----- RAW DATA

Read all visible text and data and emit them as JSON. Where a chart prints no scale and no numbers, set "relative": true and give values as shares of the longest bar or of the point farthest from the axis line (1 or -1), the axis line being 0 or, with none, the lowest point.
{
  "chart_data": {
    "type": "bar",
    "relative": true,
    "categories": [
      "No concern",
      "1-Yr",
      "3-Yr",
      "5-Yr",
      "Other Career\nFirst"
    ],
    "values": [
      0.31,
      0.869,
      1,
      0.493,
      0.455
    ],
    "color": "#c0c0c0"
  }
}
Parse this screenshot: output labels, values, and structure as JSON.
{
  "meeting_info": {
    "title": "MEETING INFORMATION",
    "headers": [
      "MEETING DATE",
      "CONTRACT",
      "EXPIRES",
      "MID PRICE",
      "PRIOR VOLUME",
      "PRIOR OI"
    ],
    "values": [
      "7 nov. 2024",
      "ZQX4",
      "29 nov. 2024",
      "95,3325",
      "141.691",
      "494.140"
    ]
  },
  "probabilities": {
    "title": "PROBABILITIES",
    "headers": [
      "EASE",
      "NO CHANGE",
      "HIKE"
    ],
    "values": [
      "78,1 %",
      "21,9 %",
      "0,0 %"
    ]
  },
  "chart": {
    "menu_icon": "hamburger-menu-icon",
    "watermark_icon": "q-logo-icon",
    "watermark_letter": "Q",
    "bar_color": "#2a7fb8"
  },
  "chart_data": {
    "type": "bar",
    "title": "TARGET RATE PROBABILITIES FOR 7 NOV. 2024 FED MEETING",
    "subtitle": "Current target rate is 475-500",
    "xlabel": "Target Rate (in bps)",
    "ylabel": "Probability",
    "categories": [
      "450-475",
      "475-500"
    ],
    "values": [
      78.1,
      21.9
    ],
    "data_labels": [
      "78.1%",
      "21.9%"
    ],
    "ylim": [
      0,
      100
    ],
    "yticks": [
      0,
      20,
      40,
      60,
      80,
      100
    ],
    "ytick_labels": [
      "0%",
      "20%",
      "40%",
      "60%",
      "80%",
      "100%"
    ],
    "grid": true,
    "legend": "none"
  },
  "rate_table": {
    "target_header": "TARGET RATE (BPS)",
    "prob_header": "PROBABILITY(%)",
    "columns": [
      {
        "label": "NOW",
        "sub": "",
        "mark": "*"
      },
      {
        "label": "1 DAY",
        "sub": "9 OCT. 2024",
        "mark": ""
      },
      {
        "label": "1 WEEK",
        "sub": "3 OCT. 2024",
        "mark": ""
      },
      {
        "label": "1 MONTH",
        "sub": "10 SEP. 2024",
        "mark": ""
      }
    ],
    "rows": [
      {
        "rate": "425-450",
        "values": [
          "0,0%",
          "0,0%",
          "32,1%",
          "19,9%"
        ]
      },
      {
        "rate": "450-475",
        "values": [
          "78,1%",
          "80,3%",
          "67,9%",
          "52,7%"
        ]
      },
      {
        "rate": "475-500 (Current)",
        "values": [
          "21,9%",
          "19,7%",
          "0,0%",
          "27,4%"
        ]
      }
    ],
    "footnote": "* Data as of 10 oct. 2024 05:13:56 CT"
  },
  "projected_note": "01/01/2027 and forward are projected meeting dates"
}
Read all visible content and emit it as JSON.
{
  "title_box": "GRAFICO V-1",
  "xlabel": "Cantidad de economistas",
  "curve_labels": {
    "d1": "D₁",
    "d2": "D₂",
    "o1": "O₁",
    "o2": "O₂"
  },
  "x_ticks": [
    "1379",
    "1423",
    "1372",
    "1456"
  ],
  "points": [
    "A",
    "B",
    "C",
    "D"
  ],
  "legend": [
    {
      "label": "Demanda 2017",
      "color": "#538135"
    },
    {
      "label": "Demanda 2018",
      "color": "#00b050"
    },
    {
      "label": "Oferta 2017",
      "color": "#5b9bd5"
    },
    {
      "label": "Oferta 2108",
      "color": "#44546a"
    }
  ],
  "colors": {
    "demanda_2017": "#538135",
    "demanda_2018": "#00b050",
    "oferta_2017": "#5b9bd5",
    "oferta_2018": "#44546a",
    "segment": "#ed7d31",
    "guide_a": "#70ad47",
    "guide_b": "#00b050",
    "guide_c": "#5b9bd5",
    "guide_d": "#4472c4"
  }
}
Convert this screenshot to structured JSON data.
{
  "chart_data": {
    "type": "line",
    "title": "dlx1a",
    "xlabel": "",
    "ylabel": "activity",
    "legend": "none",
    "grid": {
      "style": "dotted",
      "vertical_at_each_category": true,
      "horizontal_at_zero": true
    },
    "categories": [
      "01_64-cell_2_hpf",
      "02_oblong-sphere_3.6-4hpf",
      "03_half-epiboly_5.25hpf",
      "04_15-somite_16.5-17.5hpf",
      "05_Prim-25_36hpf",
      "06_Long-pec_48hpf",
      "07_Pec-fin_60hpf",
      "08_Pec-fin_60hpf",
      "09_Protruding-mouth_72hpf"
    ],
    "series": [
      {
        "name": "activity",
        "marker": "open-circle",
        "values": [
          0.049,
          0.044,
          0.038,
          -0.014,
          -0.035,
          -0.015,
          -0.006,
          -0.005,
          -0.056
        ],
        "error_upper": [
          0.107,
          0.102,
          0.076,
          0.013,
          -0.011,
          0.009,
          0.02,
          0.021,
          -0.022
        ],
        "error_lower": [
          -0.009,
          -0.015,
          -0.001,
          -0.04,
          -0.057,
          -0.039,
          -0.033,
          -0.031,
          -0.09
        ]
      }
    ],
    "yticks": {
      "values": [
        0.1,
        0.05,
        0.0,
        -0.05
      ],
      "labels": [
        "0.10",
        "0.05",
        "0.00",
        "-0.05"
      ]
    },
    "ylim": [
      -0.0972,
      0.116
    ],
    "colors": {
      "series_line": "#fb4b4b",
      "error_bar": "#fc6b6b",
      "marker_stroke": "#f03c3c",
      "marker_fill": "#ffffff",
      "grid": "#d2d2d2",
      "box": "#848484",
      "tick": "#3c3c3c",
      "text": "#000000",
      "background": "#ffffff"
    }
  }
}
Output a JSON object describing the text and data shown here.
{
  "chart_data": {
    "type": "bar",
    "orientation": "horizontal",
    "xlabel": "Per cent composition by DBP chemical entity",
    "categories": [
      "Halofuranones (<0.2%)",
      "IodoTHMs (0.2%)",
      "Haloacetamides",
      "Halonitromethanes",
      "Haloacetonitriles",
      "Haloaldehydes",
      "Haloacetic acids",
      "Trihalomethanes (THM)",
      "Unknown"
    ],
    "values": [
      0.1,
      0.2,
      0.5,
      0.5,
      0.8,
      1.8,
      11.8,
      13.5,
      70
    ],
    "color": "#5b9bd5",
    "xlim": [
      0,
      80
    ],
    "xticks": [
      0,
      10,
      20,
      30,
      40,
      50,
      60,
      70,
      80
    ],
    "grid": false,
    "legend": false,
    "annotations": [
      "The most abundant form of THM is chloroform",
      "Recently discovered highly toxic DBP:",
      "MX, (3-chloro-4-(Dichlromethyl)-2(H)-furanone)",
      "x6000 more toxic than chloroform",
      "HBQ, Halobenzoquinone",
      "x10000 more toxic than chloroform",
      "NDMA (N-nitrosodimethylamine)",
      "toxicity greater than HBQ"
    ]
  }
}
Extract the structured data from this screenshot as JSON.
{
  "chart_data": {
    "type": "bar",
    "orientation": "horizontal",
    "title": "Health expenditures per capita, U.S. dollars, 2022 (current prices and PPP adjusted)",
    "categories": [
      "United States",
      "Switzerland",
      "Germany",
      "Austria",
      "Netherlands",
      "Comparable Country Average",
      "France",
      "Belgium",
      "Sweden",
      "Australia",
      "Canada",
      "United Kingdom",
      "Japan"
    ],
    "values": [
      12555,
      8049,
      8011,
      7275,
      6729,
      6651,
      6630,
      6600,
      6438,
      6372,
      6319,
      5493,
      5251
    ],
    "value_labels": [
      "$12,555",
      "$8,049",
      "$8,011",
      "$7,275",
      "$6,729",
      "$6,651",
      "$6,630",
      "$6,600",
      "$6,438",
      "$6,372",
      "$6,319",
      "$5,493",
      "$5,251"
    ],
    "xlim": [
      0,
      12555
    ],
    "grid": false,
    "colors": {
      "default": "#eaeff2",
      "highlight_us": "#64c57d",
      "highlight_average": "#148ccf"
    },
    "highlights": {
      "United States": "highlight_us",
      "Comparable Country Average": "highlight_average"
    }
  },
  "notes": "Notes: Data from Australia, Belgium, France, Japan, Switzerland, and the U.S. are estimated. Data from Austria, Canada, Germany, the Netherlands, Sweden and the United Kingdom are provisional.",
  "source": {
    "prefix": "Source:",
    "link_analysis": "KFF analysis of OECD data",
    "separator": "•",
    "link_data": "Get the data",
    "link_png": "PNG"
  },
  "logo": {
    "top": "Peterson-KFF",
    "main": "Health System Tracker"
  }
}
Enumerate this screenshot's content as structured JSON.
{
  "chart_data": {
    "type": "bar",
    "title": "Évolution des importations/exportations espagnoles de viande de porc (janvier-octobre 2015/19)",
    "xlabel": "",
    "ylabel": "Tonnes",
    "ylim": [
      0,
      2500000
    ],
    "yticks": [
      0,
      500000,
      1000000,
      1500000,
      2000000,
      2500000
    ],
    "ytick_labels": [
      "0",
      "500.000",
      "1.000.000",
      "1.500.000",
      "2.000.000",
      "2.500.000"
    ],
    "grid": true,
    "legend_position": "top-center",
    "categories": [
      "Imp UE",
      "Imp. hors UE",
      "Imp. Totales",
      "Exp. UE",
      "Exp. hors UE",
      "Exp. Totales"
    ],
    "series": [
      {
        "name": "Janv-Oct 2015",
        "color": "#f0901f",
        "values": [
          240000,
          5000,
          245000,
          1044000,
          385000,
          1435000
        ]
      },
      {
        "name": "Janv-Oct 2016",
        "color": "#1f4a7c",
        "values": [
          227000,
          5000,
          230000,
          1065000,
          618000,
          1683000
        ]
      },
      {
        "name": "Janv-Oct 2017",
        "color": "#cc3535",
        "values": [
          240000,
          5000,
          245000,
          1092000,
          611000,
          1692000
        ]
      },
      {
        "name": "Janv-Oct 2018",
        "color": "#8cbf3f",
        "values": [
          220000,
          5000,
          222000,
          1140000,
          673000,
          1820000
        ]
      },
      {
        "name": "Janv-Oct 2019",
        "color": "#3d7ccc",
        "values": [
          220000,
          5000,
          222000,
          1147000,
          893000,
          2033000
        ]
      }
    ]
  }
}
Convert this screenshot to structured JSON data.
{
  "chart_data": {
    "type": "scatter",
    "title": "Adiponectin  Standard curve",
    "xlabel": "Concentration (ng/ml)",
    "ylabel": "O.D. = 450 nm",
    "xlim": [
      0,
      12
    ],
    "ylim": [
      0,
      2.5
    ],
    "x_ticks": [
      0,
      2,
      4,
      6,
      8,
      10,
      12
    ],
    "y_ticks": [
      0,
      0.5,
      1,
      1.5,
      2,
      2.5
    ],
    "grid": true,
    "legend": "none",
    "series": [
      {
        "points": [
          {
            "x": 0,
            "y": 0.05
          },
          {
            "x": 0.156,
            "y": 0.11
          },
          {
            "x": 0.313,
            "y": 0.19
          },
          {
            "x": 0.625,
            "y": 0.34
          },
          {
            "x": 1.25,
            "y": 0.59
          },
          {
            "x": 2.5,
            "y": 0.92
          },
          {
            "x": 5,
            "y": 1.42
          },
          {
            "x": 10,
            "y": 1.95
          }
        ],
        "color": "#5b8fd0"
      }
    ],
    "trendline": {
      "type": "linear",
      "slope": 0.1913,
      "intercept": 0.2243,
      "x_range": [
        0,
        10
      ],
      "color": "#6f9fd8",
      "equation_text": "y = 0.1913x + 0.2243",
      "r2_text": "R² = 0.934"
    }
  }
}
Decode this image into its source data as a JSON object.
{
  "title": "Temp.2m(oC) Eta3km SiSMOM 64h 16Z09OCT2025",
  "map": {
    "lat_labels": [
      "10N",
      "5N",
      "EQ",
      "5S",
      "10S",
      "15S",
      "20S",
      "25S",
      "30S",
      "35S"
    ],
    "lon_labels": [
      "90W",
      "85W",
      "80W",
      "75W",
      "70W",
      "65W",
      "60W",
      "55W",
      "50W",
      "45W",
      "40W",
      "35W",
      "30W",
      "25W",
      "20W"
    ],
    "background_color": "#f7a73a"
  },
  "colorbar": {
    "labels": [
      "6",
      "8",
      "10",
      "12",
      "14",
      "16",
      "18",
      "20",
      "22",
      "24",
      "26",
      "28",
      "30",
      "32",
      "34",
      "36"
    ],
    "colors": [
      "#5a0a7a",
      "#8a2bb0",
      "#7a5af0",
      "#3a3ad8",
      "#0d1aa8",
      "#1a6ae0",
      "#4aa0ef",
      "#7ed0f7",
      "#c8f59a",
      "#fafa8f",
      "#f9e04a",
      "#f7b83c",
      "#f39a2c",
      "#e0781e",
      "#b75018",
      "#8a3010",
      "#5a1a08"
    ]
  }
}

----------

> _INSTRUCTION_:
Work out how many lines in the records above hold the string "object", then give only that count.

> _RESPONSE TO THIS EXERCISE_:
2